Recorded data
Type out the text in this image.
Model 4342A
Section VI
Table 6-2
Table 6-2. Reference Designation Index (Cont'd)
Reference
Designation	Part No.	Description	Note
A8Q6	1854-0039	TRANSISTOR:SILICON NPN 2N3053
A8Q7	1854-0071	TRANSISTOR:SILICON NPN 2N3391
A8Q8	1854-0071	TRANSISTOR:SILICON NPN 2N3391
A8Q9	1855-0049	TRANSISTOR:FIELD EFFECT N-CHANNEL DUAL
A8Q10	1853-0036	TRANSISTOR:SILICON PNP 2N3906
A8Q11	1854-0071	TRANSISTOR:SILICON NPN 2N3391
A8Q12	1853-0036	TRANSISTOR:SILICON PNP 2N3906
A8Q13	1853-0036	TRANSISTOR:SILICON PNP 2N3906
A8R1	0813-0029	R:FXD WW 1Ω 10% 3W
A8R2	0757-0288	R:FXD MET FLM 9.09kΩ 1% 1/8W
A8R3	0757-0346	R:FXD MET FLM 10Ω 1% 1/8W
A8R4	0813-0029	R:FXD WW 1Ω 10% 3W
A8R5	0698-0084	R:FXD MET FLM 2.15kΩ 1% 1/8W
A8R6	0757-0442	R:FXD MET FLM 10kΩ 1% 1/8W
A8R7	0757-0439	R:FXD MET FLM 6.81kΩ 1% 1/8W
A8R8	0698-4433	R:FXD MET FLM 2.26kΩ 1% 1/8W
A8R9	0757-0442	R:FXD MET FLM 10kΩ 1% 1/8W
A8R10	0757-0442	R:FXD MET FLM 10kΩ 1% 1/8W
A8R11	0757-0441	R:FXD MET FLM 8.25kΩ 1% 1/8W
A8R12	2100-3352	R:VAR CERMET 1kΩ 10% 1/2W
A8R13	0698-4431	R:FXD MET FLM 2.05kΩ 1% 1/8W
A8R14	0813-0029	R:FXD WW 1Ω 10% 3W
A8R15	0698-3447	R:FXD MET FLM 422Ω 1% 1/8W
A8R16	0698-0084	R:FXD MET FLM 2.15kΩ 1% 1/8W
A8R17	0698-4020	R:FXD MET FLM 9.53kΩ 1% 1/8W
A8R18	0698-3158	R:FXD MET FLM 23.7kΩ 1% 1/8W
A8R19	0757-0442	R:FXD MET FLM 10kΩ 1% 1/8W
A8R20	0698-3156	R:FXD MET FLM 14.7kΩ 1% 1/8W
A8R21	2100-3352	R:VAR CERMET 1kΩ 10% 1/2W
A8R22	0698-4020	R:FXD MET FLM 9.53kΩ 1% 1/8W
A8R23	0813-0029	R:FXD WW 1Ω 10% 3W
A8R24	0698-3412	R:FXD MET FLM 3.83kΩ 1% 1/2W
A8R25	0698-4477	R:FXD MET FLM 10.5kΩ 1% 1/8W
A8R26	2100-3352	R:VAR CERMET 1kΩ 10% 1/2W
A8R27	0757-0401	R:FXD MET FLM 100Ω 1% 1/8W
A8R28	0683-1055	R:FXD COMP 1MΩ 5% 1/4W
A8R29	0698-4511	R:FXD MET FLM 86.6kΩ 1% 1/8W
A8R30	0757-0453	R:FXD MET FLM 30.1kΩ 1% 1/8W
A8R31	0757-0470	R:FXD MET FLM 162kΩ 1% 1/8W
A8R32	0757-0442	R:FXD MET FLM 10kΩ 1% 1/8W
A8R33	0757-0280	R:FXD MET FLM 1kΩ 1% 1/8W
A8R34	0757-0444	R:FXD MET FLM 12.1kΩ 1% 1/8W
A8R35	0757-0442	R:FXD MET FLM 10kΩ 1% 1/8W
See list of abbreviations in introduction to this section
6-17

[The exercise]
Using the records above, list each line that includes "Designation".

[In response]
Table 6-2. Reference Designation Index (Cont'd)
Designation	Part No.	Description	Note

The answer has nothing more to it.